======== RAW DATA
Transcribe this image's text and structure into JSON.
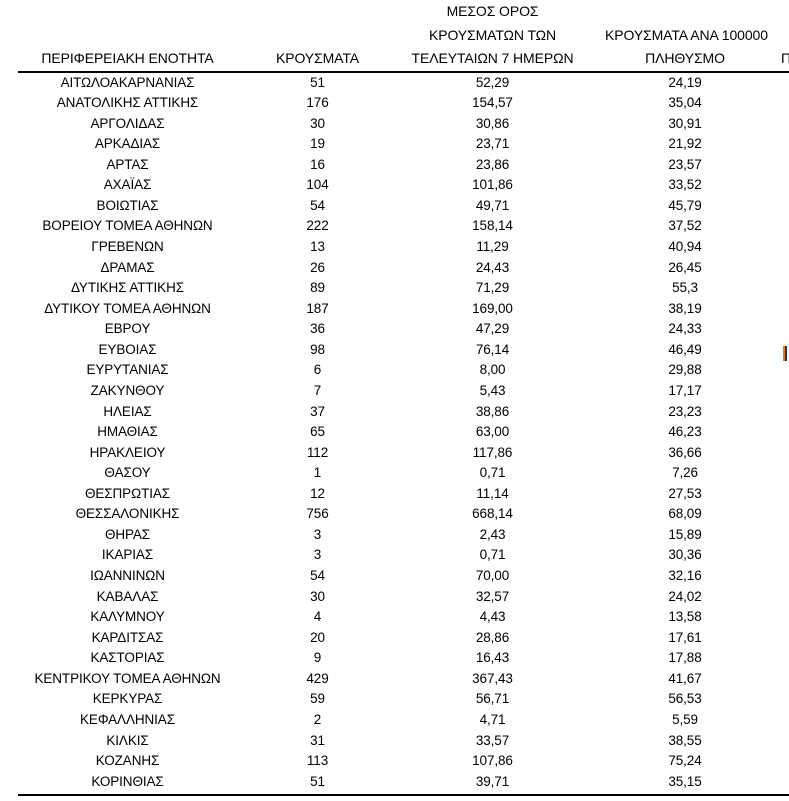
{
  "page": {
    "background": "#ffffff",
    "text_color": "#000000"
  },
  "table": {
    "headers": {
      "region": "ΠΕΡΙΦΕΡΕΙΑΚΗ ΕΝΟΤΗΤΑ",
      "cases": "ΚΡΟΥΣΜΑΤΑ",
      "avg7_line1": "ΜΕΣΟΣ ΟΡΟΣ",
      "avg7_line2": "ΚΡΟΥΣΜΑΤΩΝ ΤΩΝ",
      "avg7_line3": "ΤΕΛΕΥΤΑΙΩΝ 7 ΗΜΕΡΩΝ",
      "per100k_line1": "ΚΡΟΥΣΜΑΤΑ ΑΝΑ 100000",
      "per100k_line2": "ΠΛΗΘΥΣΜΟ",
      "partial_next_column": "Π"
    },
    "rows": [
      {
        "region": "ΑΙΤΩΛΟΑΚΑΡΝΑΝΙΑΣ",
        "cases": 51,
        "avg7": "52,29",
        "per100k": "24,19"
      },
      {
        "region": "ΑΝΑΤΟΛΙΚΗΣ ΑΤΤΙΚΗΣ",
        "cases": 176,
        "avg7": "154,57",
        "per100k": "35,04"
      },
      {
        "region": "ΑΡΓΟΛΙΔΑΣ",
        "cases": 30,
        "avg7": "30,86",
        "per100k": "30,91"
      },
      {
        "region": "ΑΡΚΑΔΙΑΣ",
        "cases": 19,
        "avg7": "23,71",
        "per100k": "21,92"
      },
      {
        "region": "ΑΡΤΑΣ",
        "cases": 16,
        "avg7": "23,86",
        "per100k": "23,57"
      },
      {
        "region": "ΑΧΑΪΑΣ",
        "cases": 104,
        "avg7": "101,86",
        "per100k": "33,52"
      },
      {
        "region": "ΒΟΙΩΤΙΑΣ",
        "cases": 54,
        "avg7": "49,71",
        "per100k": "45,79"
      },
      {
        "region": "ΒΟΡΕΙΟΥ ΤΟΜΕΑ ΑΘΗΝΩΝ",
        "cases": 222,
        "avg7": "158,14",
        "per100k": "37,52"
      },
      {
        "region": "ΓΡΕΒΕΝΩΝ",
        "cases": 13,
        "avg7": "11,29",
        "per100k": "40,94"
      },
      {
        "region": "ΔΡΑΜΑΣ",
        "cases": 26,
        "avg7": "24,43",
        "per100k": "26,45"
      },
      {
        "region": "ΔΥΤΙΚΗΣ ΑΤΤΙΚΗΣ",
        "cases": 89,
        "avg7": "71,29",
        "per100k": "55,3"
      },
      {
        "region": "ΔΥΤΙΚΟΥ ΤΟΜΕΑ ΑΘΗΝΩΝ",
        "cases": 187,
        "avg7": "169,00",
        "per100k": "38,19"
      },
      {
        "region": "ΕΒΡΟΥ",
        "cases": 36,
        "avg7": "47,29",
        "per100k": "24,33"
      },
      {
        "region": "ΕΥΒΟΙΑΣ",
        "cases": 98,
        "avg7": "76,14",
        "per100k": "46,49"
      },
      {
        "region": "ΕΥΡΥΤΑΝΙΑΣ",
        "cases": 6,
        "avg7": "8,00",
        "per100k": "29,88"
      },
      {
        "region": "ΖΑΚΥΝΘΟΥ",
        "cases": 7,
        "avg7": "5,43",
        "per100k": "17,17"
      },
      {
        "region": "ΗΛΕΙΑΣ",
        "cases": 37,
        "avg7": "38,86",
        "per100k": "23,23"
      },
      {
        "region": "ΗΜΑΘΙΑΣ",
        "cases": 65,
        "avg7": "63,00",
        "per100k": "46,23"
      },
      {
        "region": "ΗΡΑΚΛΕΙΟΥ",
        "cases": 112,
        "avg7": "117,86",
        "per100k": "36,66"
      },
      {
        "region": "ΘΑΣΟΥ",
        "cases": 1,
        "avg7": "0,71",
        "per100k": "7,26"
      },
      {
        "region": "ΘΕΣΠΡΩΤΙΑΣ",
        "cases": 12,
        "avg7": "11,14",
        "per100k": "27,53"
      },
      {
        "region": "ΘΕΣΣΑΛΟΝΙΚΗΣ",
        "cases": 756,
        "avg7": "668,14",
        "per100k": "68,09"
      },
      {
        "region": "ΘΗΡΑΣ",
        "cases": 3,
        "avg7": "2,43",
        "per100k": "15,89"
      },
      {
        "region": "ΙΚΑΡΙΑΣ",
        "cases": 3,
        "avg7": "0,71",
        "per100k": "30,36"
      },
      {
        "region": "ΙΩΑΝΝΙΝΩΝ",
        "cases": 54,
        "avg7": "70,00",
        "per100k": "32,16"
      },
      {
        "region": "ΚΑΒΑΛΑΣ",
        "cases": 30,
        "avg7": "32,57",
        "per100k": "24,02"
      },
      {
        "region": "ΚΑΛΥΜΝΟΥ",
        "cases": 4,
        "avg7": "4,43",
        "per100k": "13,58"
      },
      {
        "region": "ΚΑΡΔΙΤΣΑΣ",
        "cases": 20,
        "avg7": "28,86",
        "per100k": "17,61"
      },
      {
        "region": "ΚΑΣΤΟΡΙΑΣ",
        "cases": 9,
        "avg7": "16,43",
        "per100k": "17,88"
      },
      {
        "region": "ΚΕΝΤΡΙΚΟΥ ΤΟΜΕΑ ΑΘΗΝΩΝ",
        "cases": 429,
        "avg7": "367,43",
        "per100k": "41,67"
      },
      {
        "region": "ΚΕΡΚΥΡΑΣ",
        "cases": 59,
        "avg7": "56,71",
        "per100k": "56,53"
      },
      {
        "region": "ΚΕΦΑΛΛΗΝΙΑΣ",
        "cases": 2,
        "avg7": "4,71",
        "per100k": "5,59"
      },
      {
        "region": "ΚΙΛΚΙΣ",
        "cases": 31,
        "avg7": "33,57",
        "per100k": "38,55"
      },
      {
        "region": "ΚΟΖΑΝΗΣ",
        "cases": 113,
        "avg7": "107,86",
        "per100k": "75,24"
      },
      {
        "region": "ΚΟΡΙΝΘΙΑΣ",
        "cases": 51,
        "avg7": "39,71",
        "per100k": "35,15"
      }
    ]
  },
  "decorations": {
    "rule_color": "#000000",
    "sliver_left_color": "#e8791d",
    "sliver_right_color": "#1f3864"
  }
}
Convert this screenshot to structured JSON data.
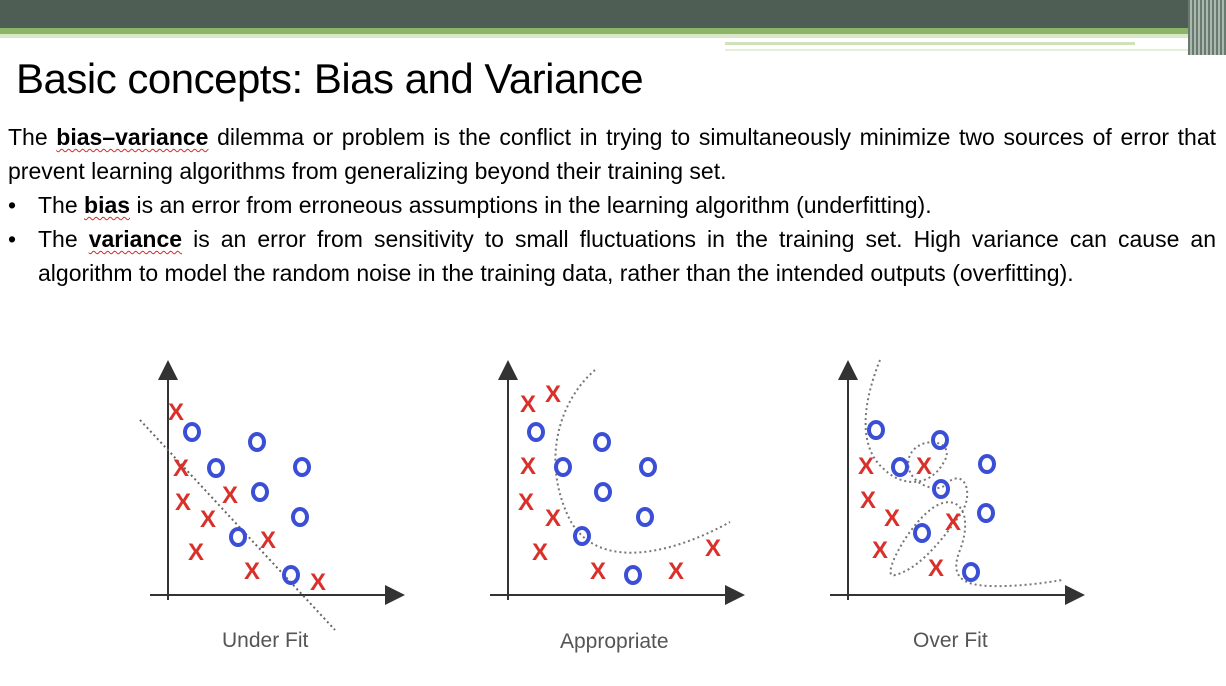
{
  "title": "Basic concepts: Bias and Variance",
  "intro": {
    "the": "The",
    "term": "bias–variance",
    "rest": "dilemma or problem is the conflict in trying to simultaneously minimize two sources of error that prevent learning algorithms from generalizing beyond their training set."
  },
  "bullets": [
    {
      "lead": "The",
      "term": "bias",
      "rest": "is an error from erroneous assumptions in the learning algorithm (underfitting)."
    },
    {
      "lead": "The",
      "term": "variance",
      "rest": "is an error from sensitivity to small fluctuations in the training set. High variance can cause an algorithm to model the random noise in the training data, rather than the intended outputs (overfitting)."
    }
  ],
  "panels": [
    {
      "label": "Under Fit"
    },
    {
      "label": "Appropriate"
    },
    {
      "label": "Over Fit"
    }
  ],
  "colors": {
    "x_mark": "#d9302a",
    "o_mark": "#3a4fd6",
    "axis": "#333333"
  }
}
================
**GIVEN INSTRUCTION**
Filter the entries down to the lines with the word "ΑΤΤΙΚΗΣ" in them.

**RESULT FOR THIS TASK**
        "region": "ΑΝΑΤΟΛΙΚΗΣ ΑΤΤΙΚΗΣ",
        "region": "ΔΥΤΙΚΗΣ ΑΤΤΙΚΗΣ",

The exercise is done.